:: To be done ::
Below is a block of records; return all of them exactly, but without the images.

Stored items:
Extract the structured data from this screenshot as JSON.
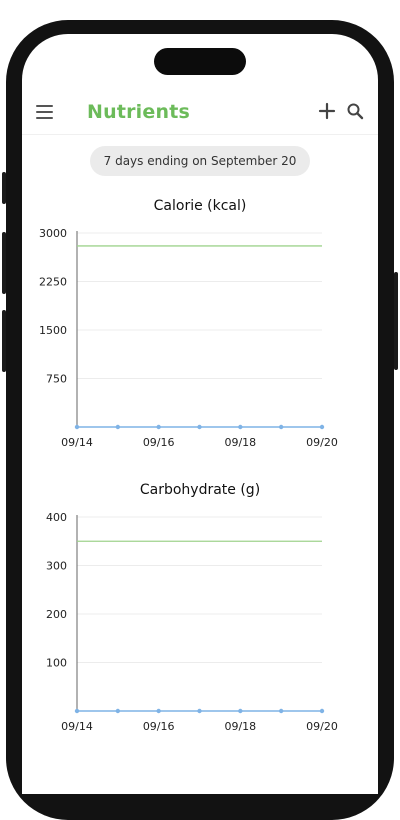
{
  "app": {
    "title": "Nutrients",
    "date_range": "7 days ending on September 20"
  },
  "icons": {
    "menu": "hamburger-menu-icon",
    "add": "plus-icon",
    "search": "search-icon"
  },
  "colors": {
    "accent": "#6cbb5a",
    "target_line": "#9fd38d",
    "data_line": "#7fb3e6"
  },
  "chart_data": [
    {
      "type": "line",
      "title": "Calorie (kcal)",
      "x": [
        "09/14",
        "09/15",
        "09/16",
        "09/17",
        "09/18",
        "09/19",
        "09/20"
      ],
      "x_tick_labels": [
        "09/14",
        "09/16",
        "09/18",
        "09/20"
      ],
      "y_ticks": [
        750,
        1500,
        2250,
        3000
      ],
      "ylim": [
        0,
        3000
      ],
      "series": [
        {
          "values": [
            0,
            0,
            0,
            0,
            0,
            0,
            0
          ]
        }
      ],
      "target": 2800,
      "grid": true
    },
    {
      "type": "line",
      "title": "Carbohydrate (g)",
      "x": [
        "09/14",
        "09/15",
        "09/16",
        "09/17",
        "09/18",
        "09/19",
        "09/20"
      ],
      "x_tick_labels": [
        "09/14",
        "09/16",
        "09/18",
        "09/20"
      ],
      "y_ticks": [
        100,
        200,
        300,
        400
      ],
      "ylim": [
        0,
        400
      ],
      "series": [
        {
          "values": [
            0,
            0,
            0,
            0,
            0,
            0,
            0
          ]
        }
      ],
      "target": 350,
      "grid": true
    }
  ]
}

:: In response ::
Extract the structured data from this screenshot as JSON.
{
  "app": {
    "title": "Nutrients",
    "date_range": "7 days ending on September 20"
  },
  "icons": {
    "menu": "hamburger-menu-icon",
    "add": "plus-icon",
    "search": "search-icon"
  },
  "colors": {
    "accent": "#6cbb5a",
    "target_line": "#9fd38d",
    "data_line": "#7fb3e6"
  },
  "chart_data": [
    {
      "type": "line",
      "title": "Calorie (kcal)",
      "x": [
        "09/14",
        "09/15",
        "09/16",
        "09/17",
        "09/18",
        "09/19",
        "09/20"
      ],
      "x_tick_labels": [
        "09/14",
        "09/16",
        "09/18",
        "09/20"
      ],
      "y_ticks": [
        750,
        1500,
        2250,
        3000
      ],
      "ylim": [
        0,
        3000
      ],
      "series": [
        {
          "values": [
            0,
            0,
            0,
            0,
            0,
            0,
            0
          ]
        }
      ],
      "target": 2800,
      "grid": true
    },
    {
      "type": "line",
      "title": "Carbohydrate (g)",
      "x": [
        "09/14",
        "09/15",
        "09/16",
        "09/17",
        "09/18",
        "09/19",
        "09/20"
      ],
      "x_tick_labels": [
        "09/14",
        "09/16",
        "09/18",
        "09/20"
      ],
      "y_ticks": [
        100,
        200,
        300,
        400
      ],
      "ylim": [
        0,
        400
      ],
      "series": [
        {
          "values": [
            0,
            0,
            0,
            0,
            0,
            0,
            0
          ]
        }
      ],
      "target": 350,
      "grid": true
    }
  ]
}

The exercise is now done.